### Set tasks
- a) In the passage on Diego Garcia's history, in what year did the British ship DRAKE drop off pigs, sheep and goats on the island?
- b) Reproduce the passage on Diego Garcia's history starting with "everyone goes to" and going on through "to this day.".
### Text block ###
The first effort to prepare
Diego Garcia for people was in 1774 when the British
ship DRAKE dropped off pigs, sheep
and goats to propagate for future victualling ships
and maroons. The French dropped off the first
people, marooning lepers from Mauritius there in the
1780s because it was believed that they would eat
the abundant sea turtles, and this would cure their
leprosy, or at least delay the inevitable. The
British tried to establish a "victualling station"
of farms (using 6 ship loads of topsoil imported
from India) in 1786, but the attempt was a failure,
primarily because the East India Company ship ATLAS
wrecked on DG about a month later and the extra 250
mouths to feed doomed the effort. Then, a
Monsieur Lapotaire came out from the French colony
of Mauritius and set up the first plantation on
Eclipse Point in 1793. He brought the first
slaves with him. For those of you who don't
know, Eclipse Point is where the Officers' Club sits
today.
Eventually, the French set up four
plantations: Eclipse Point, Minni-Minni,
Pointe le est (East Point - the "plantation"
everyone goes to visit today) and Pointe
Marianne. There were also several other
small outlying "villages". In 1810, the
British captured Mauritius from the French during
the Napoleonic Wars, and with it Diego
Garcia. By 1838 the Eclipse Point plantation
closed, and in 1840 donkeys were imported because
British law (which freed the slaves in 1834)
forbade using humans to do work that could be done
by beasts of burden. The descendants of
those donkeys remain on the island to this day.
Even so, the islanders were
exploited. As Steve Forsberg notes in his
Masters' Thesis in History, an 1849 article in The
United Service Journal and Naval and Military
Magazine took a very dim view toward the progress
of the islands, whose proprietors “do not
themselves reside in these Islands, but live in
opulence where they like, deputing the management
of the affairs of the Chagos to a number of
registrars, or overseers.” There is
dismay that the laborers “resemble the tribes of
Africa, from whom they took their origin” and that
“No idea of a Supreme Being appears to exist in
the Chagos Archipelago.” After all, the
article points out, the proprietors are of “French
descent." The article states that pigs,
sheep, cows and chickens were everywhere, and that
a "valuable breed of pointers [dogs]" were
raised. It also noted that there sea
turtles, but that "seals and walrus were almost
entirely gone" from the island...
### Records ###
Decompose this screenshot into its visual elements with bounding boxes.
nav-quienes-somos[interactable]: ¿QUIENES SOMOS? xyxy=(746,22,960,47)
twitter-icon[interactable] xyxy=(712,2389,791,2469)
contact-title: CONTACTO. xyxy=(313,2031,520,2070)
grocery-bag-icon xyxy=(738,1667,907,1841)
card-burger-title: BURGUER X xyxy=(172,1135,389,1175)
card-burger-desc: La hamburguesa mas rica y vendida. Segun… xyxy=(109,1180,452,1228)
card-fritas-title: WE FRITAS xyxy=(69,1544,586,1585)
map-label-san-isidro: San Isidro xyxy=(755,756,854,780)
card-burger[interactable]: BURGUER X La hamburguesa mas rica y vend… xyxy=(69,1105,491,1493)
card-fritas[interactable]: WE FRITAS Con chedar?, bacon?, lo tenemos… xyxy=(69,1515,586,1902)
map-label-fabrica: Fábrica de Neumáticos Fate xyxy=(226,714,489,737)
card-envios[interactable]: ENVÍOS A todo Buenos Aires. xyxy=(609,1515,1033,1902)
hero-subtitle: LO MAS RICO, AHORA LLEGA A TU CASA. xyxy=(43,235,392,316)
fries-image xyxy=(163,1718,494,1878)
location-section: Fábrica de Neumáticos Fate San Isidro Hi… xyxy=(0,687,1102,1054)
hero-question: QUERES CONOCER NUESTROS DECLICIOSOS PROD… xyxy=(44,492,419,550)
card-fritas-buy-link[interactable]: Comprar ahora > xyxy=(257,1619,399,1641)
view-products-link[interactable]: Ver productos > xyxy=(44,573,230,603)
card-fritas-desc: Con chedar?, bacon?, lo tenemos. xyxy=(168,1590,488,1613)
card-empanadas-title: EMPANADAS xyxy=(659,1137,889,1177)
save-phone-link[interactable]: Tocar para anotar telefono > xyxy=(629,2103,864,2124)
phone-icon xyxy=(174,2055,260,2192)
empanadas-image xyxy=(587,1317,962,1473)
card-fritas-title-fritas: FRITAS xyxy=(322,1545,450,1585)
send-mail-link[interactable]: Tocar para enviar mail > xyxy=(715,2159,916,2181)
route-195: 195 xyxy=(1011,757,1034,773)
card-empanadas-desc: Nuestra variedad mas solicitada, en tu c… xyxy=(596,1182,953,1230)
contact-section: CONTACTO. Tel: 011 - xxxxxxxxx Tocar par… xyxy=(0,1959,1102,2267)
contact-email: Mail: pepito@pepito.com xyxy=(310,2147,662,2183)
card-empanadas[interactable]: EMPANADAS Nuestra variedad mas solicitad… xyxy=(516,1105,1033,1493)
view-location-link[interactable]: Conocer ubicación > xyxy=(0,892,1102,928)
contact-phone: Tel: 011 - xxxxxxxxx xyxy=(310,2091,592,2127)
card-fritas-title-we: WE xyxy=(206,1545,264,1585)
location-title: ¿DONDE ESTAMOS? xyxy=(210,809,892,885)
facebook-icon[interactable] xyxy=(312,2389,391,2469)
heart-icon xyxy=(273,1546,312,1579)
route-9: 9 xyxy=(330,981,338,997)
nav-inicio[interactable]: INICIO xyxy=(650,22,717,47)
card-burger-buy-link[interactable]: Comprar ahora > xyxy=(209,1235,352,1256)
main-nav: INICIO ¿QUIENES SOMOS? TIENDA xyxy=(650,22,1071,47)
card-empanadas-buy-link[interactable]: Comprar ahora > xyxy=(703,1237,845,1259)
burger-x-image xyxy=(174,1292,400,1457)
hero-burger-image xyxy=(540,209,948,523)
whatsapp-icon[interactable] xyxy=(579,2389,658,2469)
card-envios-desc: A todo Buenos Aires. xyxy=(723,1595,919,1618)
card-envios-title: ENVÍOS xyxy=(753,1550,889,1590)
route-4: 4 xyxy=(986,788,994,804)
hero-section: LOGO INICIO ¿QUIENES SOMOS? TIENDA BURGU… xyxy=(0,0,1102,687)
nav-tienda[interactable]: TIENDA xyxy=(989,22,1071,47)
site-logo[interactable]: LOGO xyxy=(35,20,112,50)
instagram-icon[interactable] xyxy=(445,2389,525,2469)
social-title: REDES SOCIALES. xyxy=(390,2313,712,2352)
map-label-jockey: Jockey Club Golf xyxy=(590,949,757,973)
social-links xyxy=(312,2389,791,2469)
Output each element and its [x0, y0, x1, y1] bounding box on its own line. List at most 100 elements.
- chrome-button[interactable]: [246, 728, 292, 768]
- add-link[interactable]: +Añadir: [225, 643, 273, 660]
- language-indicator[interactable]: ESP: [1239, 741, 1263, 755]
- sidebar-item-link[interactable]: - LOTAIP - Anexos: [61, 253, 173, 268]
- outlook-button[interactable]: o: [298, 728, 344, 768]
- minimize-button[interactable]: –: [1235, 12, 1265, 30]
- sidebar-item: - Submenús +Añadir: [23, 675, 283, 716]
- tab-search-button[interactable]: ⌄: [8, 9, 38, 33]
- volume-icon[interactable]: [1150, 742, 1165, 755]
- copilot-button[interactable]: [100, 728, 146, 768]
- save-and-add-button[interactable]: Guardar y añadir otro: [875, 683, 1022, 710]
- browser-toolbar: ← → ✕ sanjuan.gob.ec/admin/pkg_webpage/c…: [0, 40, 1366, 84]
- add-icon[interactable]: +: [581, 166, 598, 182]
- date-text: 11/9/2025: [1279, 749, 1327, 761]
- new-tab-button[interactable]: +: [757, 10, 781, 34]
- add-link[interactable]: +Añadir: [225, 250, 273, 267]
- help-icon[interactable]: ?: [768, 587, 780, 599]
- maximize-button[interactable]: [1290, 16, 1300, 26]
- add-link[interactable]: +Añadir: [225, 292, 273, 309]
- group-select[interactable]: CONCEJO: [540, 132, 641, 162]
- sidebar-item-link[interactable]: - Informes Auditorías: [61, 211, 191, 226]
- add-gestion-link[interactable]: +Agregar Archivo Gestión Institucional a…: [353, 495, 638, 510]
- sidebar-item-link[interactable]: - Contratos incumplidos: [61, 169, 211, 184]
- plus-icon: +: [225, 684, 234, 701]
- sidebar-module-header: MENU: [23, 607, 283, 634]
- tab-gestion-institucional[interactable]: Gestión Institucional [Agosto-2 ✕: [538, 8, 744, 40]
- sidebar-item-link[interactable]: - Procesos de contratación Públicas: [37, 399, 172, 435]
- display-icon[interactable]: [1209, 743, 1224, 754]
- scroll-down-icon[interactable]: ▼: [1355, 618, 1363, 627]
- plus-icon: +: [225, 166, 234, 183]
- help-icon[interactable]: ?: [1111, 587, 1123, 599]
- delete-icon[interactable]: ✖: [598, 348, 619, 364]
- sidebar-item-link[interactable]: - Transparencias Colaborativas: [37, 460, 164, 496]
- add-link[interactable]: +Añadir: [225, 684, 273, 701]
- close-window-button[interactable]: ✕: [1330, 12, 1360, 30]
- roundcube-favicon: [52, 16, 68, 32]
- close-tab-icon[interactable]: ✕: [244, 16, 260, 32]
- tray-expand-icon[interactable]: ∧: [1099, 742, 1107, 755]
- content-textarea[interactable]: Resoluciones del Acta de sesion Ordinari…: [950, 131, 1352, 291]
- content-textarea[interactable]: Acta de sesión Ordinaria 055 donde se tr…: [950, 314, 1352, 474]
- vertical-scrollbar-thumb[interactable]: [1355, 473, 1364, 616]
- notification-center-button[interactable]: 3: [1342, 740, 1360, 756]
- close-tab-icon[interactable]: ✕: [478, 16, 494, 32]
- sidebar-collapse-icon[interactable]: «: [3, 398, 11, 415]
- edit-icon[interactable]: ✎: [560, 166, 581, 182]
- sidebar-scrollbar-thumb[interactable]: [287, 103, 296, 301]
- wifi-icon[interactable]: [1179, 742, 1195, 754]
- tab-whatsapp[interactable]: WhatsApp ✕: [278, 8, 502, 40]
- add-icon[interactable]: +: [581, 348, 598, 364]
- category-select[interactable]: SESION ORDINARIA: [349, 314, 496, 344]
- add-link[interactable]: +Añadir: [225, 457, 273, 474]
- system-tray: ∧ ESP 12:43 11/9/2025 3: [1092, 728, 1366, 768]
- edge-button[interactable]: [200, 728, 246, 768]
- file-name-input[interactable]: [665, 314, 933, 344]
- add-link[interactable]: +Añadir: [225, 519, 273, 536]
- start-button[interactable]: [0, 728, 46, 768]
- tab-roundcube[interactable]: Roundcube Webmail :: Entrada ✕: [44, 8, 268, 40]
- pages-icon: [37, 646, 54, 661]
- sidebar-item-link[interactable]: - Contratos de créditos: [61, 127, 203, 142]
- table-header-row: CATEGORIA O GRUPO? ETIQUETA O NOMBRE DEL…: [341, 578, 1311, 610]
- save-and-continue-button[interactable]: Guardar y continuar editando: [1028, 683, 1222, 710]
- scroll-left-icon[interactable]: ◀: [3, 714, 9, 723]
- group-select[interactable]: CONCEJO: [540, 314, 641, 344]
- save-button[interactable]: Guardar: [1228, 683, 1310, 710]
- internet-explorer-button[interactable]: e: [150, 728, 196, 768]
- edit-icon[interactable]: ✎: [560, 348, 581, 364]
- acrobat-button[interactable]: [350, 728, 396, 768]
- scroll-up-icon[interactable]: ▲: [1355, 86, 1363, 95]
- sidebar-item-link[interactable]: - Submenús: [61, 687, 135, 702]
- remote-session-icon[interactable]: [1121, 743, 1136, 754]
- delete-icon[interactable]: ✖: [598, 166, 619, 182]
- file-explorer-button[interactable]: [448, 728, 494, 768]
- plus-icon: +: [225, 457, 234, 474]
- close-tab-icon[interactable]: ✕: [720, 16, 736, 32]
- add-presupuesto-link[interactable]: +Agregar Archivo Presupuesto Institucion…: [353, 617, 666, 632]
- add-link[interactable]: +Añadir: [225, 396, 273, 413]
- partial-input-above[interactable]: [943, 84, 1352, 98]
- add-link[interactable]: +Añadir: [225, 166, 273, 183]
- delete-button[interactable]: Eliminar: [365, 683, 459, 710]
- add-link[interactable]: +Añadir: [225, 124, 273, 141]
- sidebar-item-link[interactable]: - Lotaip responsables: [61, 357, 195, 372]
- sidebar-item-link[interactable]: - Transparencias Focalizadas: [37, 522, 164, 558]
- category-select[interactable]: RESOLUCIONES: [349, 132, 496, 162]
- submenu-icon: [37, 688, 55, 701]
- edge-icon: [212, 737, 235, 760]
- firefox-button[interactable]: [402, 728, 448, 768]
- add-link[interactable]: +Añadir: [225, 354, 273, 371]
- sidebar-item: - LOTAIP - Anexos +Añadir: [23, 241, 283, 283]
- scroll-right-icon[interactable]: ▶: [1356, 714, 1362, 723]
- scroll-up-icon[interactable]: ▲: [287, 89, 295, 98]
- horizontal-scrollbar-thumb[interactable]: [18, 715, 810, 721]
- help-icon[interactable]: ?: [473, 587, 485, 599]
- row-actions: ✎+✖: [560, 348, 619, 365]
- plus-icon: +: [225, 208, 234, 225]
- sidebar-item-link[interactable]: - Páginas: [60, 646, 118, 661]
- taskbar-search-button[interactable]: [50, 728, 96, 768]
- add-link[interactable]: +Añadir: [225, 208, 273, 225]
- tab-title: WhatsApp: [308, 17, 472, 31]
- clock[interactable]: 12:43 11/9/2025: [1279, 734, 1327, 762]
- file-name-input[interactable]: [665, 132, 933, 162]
###
### The replies
- a) 1774

- b)
everyone goes to visit today) and Pointe
Marianne. There were also several other
small outlying "villages". In 1810, the
British captured Mauritius from the French during
the Napoleonic Wars, and with it Diego
Garcia. By 1838 the Eclipse Point plantation
closed, and in 1840 donkeys were imported because
British law (which freed the slaves in 1834)
forbade using humans to do work that could be done
by beasts of burden. The descendants of
those donkeys remain on the island to this day.